Write out each entry again. Keep every word exactly as it is.

• • • •

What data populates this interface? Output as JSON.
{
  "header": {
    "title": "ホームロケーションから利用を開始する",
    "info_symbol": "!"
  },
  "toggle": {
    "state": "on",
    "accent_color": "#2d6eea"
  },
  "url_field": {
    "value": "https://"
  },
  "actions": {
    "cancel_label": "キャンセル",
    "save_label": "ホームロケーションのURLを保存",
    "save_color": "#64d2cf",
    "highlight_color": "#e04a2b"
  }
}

• • • •

Final result –
What data populates this interface? Output as JSON.
{
  "header": {
    "title": "ホームロケーションから利用を開始する",
    "info_symbol": "!"
  },
  "toggle": {
    "state": "on",
    "accent_color": "#2d6eea"
  },
  "url_field": {
    "value": "https://"
  },
  "actions": {
    "cancel_label": "キャンセル",
    "save_label": "ホームロケーションのURLを保存",
    "save_color": "#64d2cf",
    "highlight_color": "#e04a2b"
  }
}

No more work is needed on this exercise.